┏━━

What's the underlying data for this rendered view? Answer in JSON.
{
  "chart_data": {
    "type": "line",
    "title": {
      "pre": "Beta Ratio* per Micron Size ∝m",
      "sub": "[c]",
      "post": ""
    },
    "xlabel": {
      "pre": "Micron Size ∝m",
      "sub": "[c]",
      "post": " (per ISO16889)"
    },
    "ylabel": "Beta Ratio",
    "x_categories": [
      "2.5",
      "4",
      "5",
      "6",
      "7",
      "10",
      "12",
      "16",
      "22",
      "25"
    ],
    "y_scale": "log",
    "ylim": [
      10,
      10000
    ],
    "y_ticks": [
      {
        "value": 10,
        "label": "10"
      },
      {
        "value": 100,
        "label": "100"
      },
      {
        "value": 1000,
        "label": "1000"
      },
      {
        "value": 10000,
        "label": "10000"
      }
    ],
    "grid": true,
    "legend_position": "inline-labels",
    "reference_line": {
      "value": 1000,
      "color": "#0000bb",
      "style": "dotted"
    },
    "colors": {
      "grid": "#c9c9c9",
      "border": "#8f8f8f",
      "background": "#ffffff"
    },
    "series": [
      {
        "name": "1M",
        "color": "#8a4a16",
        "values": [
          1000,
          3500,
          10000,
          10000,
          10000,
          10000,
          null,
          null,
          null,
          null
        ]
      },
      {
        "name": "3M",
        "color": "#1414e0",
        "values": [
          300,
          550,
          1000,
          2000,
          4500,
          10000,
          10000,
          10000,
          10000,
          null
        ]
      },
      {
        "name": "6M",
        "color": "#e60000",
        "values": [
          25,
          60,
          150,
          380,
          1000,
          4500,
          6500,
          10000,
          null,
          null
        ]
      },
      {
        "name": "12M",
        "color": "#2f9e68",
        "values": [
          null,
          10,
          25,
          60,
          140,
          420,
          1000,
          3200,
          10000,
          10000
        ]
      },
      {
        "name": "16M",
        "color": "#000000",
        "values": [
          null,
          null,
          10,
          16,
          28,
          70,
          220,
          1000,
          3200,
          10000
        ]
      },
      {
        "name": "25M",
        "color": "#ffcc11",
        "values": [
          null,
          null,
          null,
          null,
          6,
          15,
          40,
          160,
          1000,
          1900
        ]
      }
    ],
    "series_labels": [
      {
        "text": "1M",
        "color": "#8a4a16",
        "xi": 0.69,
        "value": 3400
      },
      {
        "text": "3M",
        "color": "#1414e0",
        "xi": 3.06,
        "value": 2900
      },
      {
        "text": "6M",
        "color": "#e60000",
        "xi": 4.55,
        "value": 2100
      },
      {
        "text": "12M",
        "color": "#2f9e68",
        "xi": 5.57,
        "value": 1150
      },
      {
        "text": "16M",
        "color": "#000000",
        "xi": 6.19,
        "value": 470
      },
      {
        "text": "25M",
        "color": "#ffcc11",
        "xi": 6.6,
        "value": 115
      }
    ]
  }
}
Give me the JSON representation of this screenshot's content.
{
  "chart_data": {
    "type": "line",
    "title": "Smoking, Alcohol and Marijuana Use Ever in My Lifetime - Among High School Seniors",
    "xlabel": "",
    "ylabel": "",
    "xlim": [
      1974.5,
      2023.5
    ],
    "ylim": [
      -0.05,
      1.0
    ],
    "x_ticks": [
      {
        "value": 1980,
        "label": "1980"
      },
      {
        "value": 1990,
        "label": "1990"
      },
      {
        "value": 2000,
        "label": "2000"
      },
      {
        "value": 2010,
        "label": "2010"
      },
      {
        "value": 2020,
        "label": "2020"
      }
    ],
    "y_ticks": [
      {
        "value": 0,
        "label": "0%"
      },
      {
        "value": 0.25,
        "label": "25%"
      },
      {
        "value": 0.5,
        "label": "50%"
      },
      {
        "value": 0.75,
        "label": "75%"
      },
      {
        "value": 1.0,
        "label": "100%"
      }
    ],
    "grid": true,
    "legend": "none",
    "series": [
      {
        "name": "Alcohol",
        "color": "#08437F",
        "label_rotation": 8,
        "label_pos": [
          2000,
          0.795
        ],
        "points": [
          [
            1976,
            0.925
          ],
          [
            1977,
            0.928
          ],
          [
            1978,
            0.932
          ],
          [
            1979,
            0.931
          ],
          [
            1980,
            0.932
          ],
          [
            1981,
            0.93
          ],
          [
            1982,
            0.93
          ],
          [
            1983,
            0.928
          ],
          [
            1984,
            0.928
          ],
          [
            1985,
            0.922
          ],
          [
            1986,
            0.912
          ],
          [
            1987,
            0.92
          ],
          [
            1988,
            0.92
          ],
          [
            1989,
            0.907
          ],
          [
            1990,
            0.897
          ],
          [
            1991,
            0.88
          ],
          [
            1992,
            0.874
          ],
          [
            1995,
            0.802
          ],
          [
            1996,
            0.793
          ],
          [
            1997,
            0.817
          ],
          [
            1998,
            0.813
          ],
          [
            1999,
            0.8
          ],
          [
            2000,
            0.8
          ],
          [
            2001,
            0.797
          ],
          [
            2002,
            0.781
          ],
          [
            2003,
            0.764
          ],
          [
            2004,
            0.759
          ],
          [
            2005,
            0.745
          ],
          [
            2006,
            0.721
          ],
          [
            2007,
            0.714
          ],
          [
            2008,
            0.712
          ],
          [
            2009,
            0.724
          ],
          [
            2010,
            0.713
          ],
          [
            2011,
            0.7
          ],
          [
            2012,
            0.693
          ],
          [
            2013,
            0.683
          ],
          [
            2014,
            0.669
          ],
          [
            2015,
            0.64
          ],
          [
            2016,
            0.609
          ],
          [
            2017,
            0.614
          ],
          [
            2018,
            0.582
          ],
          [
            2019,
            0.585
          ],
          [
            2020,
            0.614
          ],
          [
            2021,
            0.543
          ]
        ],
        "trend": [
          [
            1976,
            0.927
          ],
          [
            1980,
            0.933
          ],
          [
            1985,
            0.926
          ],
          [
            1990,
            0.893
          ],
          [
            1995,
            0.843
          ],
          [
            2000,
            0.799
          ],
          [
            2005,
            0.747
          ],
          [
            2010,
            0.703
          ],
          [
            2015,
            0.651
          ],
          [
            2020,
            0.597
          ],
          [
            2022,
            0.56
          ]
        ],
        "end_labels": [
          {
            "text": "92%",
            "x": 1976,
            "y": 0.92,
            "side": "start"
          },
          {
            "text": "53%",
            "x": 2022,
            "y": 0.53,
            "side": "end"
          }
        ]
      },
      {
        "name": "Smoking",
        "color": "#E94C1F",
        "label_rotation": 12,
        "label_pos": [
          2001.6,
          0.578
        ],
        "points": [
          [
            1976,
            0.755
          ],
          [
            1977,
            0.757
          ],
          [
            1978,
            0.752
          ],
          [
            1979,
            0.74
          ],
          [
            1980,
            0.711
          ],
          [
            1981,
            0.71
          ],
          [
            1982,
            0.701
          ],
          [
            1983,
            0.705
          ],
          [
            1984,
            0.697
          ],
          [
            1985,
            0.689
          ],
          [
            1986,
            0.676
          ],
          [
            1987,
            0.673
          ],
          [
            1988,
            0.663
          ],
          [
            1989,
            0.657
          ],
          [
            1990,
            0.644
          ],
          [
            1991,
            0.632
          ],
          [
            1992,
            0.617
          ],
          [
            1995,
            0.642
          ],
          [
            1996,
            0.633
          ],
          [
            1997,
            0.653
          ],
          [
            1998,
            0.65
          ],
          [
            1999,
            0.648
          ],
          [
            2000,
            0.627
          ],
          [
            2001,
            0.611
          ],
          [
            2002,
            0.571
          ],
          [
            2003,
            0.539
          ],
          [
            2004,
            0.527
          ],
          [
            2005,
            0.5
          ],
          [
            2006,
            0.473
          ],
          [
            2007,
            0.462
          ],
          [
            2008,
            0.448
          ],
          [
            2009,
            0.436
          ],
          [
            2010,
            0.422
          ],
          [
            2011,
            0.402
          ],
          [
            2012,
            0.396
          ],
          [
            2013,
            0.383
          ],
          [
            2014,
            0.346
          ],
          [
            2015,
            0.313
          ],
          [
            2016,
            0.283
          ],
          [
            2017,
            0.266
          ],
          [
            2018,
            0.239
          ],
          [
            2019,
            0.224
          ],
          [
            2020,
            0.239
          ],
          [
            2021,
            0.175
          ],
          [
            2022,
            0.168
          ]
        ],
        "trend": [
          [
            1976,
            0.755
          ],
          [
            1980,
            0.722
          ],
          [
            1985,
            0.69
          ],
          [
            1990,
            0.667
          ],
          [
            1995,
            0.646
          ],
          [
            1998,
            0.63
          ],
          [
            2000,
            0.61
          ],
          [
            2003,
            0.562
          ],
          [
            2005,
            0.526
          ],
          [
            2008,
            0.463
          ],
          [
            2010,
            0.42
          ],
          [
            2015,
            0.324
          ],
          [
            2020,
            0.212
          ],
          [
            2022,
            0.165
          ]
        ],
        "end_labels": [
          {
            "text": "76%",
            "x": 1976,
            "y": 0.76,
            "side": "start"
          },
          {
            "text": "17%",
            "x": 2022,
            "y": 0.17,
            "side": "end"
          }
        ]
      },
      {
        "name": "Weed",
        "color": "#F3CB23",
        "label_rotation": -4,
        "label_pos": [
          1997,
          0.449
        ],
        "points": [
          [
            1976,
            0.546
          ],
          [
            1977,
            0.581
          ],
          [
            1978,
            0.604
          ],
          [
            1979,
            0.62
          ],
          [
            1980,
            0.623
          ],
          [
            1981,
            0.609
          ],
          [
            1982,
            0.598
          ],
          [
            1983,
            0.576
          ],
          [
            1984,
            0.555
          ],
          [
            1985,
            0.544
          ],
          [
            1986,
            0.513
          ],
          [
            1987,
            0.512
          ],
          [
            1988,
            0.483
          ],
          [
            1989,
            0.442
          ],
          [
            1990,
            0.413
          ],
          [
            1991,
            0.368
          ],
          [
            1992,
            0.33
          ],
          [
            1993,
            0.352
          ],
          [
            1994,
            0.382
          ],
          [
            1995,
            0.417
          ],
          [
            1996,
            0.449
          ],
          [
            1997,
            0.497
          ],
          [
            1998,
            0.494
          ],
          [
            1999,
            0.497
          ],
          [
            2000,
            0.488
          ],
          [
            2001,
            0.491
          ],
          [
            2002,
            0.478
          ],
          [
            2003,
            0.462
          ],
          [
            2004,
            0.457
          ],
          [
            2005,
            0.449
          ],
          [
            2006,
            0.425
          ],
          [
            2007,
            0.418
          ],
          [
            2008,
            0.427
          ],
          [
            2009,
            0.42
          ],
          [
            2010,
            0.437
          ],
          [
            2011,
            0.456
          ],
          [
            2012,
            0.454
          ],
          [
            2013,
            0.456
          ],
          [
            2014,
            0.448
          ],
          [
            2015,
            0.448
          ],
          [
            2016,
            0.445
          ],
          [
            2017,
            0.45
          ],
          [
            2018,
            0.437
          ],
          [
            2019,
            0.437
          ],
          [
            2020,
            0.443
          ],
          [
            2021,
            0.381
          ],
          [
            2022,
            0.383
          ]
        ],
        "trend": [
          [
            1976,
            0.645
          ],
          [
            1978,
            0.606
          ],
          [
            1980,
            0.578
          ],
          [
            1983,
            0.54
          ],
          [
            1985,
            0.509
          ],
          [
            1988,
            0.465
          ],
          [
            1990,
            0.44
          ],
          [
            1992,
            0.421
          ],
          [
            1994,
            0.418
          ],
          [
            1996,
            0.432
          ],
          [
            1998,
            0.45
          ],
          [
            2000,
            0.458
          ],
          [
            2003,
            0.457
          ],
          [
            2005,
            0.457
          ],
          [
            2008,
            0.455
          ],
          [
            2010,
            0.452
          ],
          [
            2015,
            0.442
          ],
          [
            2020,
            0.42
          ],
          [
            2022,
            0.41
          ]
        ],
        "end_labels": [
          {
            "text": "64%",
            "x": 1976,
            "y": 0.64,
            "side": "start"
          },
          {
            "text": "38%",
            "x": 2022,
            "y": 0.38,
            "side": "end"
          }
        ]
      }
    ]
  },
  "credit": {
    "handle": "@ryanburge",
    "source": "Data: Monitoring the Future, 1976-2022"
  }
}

┗━━

Return every line holding the word "name" from the records.

        "name": "1M",
        "name": "3M",
        "name": "6M",
        "name": "12M",
        "name": "16M",
        "name": "25M",
        "name": "Alcohol",
        "name": "Smoking",
        "name": "Weed",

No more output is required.